(RECORD LIST):
<<<<
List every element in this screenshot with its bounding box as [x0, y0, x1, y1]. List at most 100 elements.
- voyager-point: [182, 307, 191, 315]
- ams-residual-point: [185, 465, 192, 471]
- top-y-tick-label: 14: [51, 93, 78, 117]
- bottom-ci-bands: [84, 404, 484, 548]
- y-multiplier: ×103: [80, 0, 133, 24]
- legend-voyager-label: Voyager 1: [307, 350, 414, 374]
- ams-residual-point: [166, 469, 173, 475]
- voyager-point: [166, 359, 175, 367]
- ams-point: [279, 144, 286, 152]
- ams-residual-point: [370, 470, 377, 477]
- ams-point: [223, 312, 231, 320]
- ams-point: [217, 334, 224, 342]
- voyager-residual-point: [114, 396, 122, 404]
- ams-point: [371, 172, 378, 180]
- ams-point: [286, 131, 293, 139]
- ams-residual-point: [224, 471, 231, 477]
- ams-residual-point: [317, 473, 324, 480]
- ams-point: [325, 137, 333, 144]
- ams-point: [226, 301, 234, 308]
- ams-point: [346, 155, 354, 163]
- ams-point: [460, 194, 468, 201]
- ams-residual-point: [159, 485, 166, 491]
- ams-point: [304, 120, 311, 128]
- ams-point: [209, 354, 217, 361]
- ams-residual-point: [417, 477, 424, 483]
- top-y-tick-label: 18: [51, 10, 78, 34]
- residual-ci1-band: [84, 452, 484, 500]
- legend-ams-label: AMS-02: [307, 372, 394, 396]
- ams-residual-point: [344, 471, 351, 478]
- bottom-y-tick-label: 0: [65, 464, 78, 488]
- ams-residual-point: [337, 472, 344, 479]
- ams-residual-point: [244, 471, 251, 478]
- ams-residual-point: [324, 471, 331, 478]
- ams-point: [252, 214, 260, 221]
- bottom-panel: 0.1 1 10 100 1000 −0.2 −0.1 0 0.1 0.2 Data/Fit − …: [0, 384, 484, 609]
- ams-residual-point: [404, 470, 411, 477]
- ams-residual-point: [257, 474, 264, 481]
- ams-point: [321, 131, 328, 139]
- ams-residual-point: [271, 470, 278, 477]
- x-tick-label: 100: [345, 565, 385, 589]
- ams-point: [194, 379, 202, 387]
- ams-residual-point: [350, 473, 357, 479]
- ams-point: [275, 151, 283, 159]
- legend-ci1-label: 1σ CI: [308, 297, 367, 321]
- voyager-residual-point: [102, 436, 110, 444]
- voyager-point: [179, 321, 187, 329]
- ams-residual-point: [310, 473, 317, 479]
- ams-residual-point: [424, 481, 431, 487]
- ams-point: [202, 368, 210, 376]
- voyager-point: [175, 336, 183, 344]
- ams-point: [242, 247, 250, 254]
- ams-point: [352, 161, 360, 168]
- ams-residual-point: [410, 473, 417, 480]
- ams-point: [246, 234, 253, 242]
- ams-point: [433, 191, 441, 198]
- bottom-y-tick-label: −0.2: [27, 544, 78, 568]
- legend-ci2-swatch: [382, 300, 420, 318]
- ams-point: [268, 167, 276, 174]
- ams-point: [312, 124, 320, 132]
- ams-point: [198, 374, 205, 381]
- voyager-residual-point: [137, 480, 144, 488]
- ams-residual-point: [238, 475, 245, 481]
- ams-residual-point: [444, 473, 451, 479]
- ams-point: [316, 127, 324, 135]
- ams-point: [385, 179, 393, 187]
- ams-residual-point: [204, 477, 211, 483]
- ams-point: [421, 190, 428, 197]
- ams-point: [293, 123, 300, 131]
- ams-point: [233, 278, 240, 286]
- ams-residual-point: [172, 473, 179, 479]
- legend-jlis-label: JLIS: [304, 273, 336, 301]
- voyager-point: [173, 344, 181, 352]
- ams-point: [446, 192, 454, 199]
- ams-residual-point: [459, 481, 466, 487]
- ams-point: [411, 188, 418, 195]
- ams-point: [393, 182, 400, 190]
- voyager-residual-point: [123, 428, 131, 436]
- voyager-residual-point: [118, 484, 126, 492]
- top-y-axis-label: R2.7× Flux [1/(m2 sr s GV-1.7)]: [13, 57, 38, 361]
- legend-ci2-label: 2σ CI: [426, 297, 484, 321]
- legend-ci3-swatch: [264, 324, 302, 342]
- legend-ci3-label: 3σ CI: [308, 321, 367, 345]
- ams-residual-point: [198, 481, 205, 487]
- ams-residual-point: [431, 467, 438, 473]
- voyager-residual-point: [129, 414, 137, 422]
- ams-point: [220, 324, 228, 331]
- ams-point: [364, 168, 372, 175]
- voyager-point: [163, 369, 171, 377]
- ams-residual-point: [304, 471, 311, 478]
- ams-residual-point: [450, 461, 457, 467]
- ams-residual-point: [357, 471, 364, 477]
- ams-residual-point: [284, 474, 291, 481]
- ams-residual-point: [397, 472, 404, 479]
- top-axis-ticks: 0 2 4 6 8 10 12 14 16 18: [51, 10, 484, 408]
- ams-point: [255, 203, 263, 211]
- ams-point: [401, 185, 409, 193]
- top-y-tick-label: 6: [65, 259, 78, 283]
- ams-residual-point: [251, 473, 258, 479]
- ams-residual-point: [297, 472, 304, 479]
>>>>
Repeat the material above word for word, from its first line through its last, without changing anything.

(FULL ANSWER):
List every element in this screenshot with its bounding box as [x0, y0, x1, y1]. List at most 100 elements.
- voyager-point: [182, 307, 191, 315]
- ams-residual-point: [185, 465, 192, 471]
- top-y-tick-label: 14: [51, 93, 78, 117]
- bottom-ci-bands: [84, 404, 484, 548]
- y-multiplier: ×103: [80, 0, 133, 24]
- legend-voyager-label: Voyager 1: [307, 350, 414, 374]
- ams-residual-point: [166, 469, 173, 475]
- voyager-point: [166, 359, 175, 367]
- ams-point: [279, 144, 286, 152]
- ams-residual-point: [370, 470, 377, 477]
- ams-point: [223, 312, 231, 320]
- ams-point: [217, 334, 224, 342]
- voyager-residual-point: [114, 396, 122, 404]
- ams-point: [371, 172, 378, 180]
- ams-point: [286, 131, 293, 139]
- ams-residual-point: [224, 471, 231, 477]
- ams-residual-point: [317, 473, 324, 480]
- ams-point: [325, 137, 333, 144]
- ams-point: [226, 301, 234, 308]
- ams-point: [346, 155, 354, 163]
- ams-point: [460, 194, 468, 201]
- ams-residual-point: [159, 485, 166, 491]
- ams-point: [304, 120, 311, 128]
- ams-point: [209, 354, 217, 361]
- ams-residual-point: [417, 477, 424, 483]
- top-y-tick-label: 18: [51, 10, 78, 34]
- residual-ci1-band: [84, 452, 484, 500]
- legend-ams-label: AMS-02: [307, 372, 394, 396]
- ams-residual-point: [344, 471, 351, 478]
- bottom-y-tick-label: 0: [65, 464, 78, 488]
- ams-residual-point: [337, 472, 344, 479]
- ams-residual-point: [244, 471, 251, 478]
- ams-residual-point: [324, 471, 331, 478]
- ams-point: [252, 214, 260, 221]
- bottom-panel: 0.1 1 10 100 1000 −0.2 −0.1 0 0.1 0.2 Data/Fit − …: [0, 384, 484, 609]
- ams-residual-point: [404, 470, 411, 477]
- ams-residual-point: [257, 474, 264, 481]
- ams-point: [321, 131, 328, 139]
- ams-residual-point: [271, 470, 278, 477]
- x-tick-label: 100: [345, 565, 385, 589]
- ams-point: [194, 379, 202, 387]
- ams-residual-point: [350, 473, 357, 479]
- ams-point: [275, 151, 283, 159]
- legend-ci1-label: 1σ CI: [308, 297, 367, 321]
- voyager-residual-point: [102, 436, 110, 444]
- voyager-point: [179, 321, 187, 329]
- ams-residual-point: [310, 473, 317, 479]
- ams-residual-point: [424, 481, 431, 487]
- ams-point: [202, 368, 210, 376]
- voyager-point: [175, 336, 183, 344]
- ams-point: [242, 247, 250, 254]
- ams-point: [352, 161, 360, 168]
- ams-residual-point: [410, 473, 417, 480]
- ams-point: [246, 234, 253, 242]
- ams-point: [433, 191, 441, 198]
- bottom-y-tick-label: −0.2: [27, 544, 78, 568]
- legend-ci2-swatch: [382, 300, 420, 318]
- ams-point: [268, 167, 276, 174]
- ams-point: [312, 124, 320, 132]
- ams-point: [198, 374, 205, 381]
- voyager-residual-point: [137, 480, 144, 488]
- ams-residual-point: [238, 475, 245, 481]
- ams-residual-point: [444, 473, 451, 479]
- ams-point: [316, 127, 324, 135]
- ams-point: [385, 179, 393, 187]
- ams-residual-point: [204, 477, 211, 483]
- ams-point: [421, 190, 428, 197]
- ams-point: [293, 123, 300, 131]
- ams-point: [233, 278, 240, 286]
- ams-residual-point: [172, 473, 179, 479]
- legend-jlis-label: JLIS: [304, 273, 336, 301]
- voyager-point: [173, 344, 181, 352]
- ams-point: [446, 192, 454, 199]
- ams-residual-point: [459, 481, 466, 487]
- ams-point: [411, 188, 418, 195]
- ams-point: [393, 182, 400, 190]
- voyager-residual-point: [123, 428, 131, 436]
- voyager-residual-point: [118, 484, 126, 492]
- top-y-axis-label: R2.7× Flux [1/(m2 sr s GV-1.7)]: [13, 57, 38, 361]
- legend-ci2-label: 2σ CI: [426, 297, 484, 321]
- legend-ci3-swatch: [264, 324, 302, 342]
- legend-ci3-label: 3σ CI: [308, 321, 367, 345]
- ams-residual-point: [198, 481, 205, 487]
- ams-residual-point: [431, 467, 438, 473]
- voyager-residual-point: [129, 414, 137, 422]
- ams-point: [220, 324, 228, 331]
- ams-point: [364, 168, 372, 175]
- voyager-point: [163, 369, 171, 377]
- ams-residual-point: [304, 471, 311, 478]
- ams-residual-point: [450, 461, 457, 467]
- ams-residual-point: [357, 471, 364, 477]
- ams-residual-point: [284, 474, 291, 481]
- ams-residual-point: [397, 472, 404, 479]
- top-axis-ticks: 0 2 4 6 8 10 12 14 16 18: [51, 10, 484, 408]
- ams-point: [255, 203, 263, 211]
- ams-point: [401, 185, 409, 193]
- top-y-tick-label: 6: [65, 259, 78, 283]
- ams-residual-point: [251, 473, 258, 479]
- ams-residual-point: [297, 472, 304, 479]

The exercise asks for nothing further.